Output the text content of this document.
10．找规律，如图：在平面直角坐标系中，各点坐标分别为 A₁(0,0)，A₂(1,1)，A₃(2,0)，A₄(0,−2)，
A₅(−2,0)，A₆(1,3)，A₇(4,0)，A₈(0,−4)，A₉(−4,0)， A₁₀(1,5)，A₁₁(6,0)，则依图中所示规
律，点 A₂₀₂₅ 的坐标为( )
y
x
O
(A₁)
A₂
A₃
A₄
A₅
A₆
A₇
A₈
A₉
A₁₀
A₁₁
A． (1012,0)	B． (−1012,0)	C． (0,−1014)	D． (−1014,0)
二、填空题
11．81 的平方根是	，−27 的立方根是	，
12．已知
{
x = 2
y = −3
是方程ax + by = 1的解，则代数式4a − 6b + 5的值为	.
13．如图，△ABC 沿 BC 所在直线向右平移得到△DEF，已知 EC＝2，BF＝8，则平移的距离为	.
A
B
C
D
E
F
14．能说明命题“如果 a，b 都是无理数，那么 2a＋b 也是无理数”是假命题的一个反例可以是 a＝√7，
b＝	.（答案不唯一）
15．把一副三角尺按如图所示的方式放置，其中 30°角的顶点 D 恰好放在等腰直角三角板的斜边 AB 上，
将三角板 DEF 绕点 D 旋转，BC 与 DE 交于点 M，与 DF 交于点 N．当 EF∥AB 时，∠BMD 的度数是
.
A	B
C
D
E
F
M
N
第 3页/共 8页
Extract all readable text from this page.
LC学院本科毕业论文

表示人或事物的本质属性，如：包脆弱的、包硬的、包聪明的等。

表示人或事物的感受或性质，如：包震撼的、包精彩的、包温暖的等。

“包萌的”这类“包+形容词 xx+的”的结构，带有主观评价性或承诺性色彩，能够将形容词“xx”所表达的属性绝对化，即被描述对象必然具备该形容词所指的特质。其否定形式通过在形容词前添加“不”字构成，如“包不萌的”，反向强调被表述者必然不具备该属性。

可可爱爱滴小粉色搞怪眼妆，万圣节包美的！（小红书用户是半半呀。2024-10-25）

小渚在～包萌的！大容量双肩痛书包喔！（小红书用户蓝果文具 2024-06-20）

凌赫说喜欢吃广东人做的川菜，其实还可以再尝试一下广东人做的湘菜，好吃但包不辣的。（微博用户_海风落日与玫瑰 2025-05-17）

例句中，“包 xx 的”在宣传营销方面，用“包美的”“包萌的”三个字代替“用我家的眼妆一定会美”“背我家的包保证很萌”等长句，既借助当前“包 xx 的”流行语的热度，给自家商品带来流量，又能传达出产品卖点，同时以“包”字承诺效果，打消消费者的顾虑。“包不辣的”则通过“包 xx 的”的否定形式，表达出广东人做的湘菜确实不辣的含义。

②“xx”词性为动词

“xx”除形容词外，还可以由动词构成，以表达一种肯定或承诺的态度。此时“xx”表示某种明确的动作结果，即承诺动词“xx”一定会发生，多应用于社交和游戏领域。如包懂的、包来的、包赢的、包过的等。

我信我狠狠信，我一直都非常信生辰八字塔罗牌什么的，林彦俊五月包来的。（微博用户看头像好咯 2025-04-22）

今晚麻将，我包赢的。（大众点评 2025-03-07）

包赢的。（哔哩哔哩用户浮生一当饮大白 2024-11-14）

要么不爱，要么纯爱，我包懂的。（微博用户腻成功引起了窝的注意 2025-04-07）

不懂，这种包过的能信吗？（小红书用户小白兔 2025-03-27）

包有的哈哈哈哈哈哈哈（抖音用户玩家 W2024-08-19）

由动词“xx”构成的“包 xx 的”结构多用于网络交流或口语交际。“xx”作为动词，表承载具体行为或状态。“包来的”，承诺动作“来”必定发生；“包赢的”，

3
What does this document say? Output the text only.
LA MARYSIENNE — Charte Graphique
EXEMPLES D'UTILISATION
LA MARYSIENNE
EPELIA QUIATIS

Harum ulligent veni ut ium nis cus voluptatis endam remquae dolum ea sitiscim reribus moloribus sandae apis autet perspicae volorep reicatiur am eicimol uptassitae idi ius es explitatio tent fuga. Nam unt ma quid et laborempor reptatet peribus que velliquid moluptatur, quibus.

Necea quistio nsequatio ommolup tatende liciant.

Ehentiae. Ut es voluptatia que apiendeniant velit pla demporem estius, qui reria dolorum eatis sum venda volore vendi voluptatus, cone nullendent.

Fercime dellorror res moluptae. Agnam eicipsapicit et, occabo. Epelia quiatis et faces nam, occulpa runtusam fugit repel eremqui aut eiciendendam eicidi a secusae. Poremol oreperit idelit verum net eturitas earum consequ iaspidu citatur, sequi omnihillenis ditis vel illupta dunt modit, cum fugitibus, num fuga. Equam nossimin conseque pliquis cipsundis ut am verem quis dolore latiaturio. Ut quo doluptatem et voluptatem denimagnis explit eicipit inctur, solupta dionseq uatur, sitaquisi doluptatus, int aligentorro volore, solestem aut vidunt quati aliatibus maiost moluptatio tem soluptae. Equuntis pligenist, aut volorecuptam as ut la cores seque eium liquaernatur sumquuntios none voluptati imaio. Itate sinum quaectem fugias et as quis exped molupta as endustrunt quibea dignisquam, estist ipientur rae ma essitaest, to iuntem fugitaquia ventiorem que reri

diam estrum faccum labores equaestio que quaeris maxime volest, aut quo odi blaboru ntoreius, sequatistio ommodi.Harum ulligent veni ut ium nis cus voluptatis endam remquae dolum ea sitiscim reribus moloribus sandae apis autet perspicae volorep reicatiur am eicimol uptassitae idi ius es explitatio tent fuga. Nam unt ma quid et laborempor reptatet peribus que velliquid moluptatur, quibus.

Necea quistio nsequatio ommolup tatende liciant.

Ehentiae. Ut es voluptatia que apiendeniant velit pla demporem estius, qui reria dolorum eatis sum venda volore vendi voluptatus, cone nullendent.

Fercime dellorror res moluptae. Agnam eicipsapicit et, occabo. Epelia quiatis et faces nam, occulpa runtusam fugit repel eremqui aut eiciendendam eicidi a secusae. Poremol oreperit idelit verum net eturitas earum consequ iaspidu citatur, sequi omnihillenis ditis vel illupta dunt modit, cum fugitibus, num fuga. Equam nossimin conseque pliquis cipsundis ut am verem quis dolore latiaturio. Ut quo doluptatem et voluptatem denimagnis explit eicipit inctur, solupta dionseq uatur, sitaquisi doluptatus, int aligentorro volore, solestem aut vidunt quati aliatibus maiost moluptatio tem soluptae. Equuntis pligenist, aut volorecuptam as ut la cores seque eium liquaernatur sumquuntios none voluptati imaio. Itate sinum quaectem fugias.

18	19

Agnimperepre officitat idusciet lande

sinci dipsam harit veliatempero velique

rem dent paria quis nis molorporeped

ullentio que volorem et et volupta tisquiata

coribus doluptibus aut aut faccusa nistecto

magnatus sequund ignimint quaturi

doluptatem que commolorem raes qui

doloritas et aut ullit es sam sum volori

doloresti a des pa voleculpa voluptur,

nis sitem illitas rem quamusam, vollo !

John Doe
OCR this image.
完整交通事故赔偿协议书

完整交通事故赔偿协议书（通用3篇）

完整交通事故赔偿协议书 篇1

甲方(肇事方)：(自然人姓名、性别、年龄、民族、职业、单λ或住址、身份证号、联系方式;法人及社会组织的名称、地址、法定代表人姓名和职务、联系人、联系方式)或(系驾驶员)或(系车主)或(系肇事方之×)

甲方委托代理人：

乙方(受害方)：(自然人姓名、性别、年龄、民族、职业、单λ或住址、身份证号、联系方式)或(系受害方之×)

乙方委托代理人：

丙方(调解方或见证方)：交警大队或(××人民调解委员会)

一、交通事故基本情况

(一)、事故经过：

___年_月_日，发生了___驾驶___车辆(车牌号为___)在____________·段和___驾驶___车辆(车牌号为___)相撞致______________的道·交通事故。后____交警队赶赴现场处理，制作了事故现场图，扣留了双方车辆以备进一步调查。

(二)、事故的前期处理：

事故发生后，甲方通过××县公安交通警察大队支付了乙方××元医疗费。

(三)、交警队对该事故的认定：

#####

- PROBLEM
Repeat exactly the lines from the one containing "OCR this image." through the last line of the records above, both included, and nothing else.

- ANSWER FOR THIS EXERCISE
OCR this image.
完整交通事故赔偿协议书

完整交通事故赔偿协议书（通用3篇）

完整交通事故赔偿协议书 篇1

甲方(肇事方)：(自然人姓名、性别、年龄、民族、职业、单λ或住址、身份证号、联系方式;法人及社会组织的名称、地址、法定代表人姓名和职务、联系人、联系方式)或(系驾驶员)或(系车主)或(系肇事方之×)

甲方委托代理人：

乙方(受害方)：(自然人姓名、性别、年龄、民族、职业、单λ或住址、身份证号、联系方式)或(系受害方之×)

乙方委托代理人：

丙方(调解方或见证方)：交警大队或(××人民调解委员会)

一、交通事故基本情况

(一)、事故经过：

___年_月_日，发生了___驾驶___车辆(车牌号为___)在____________·段和___驾驶___车辆(车牌号为___)相撞致______________的道·交通事故。后____交警队赶赴现场处理，制作了事故现场图，扣留了双方车辆以备进一步调查。

(二)、事故的前期处理：

事故发生后，甲方通过××县公安交通警察大队支付了乙方××元医疗费。

(三)、交警队对该事故的认定：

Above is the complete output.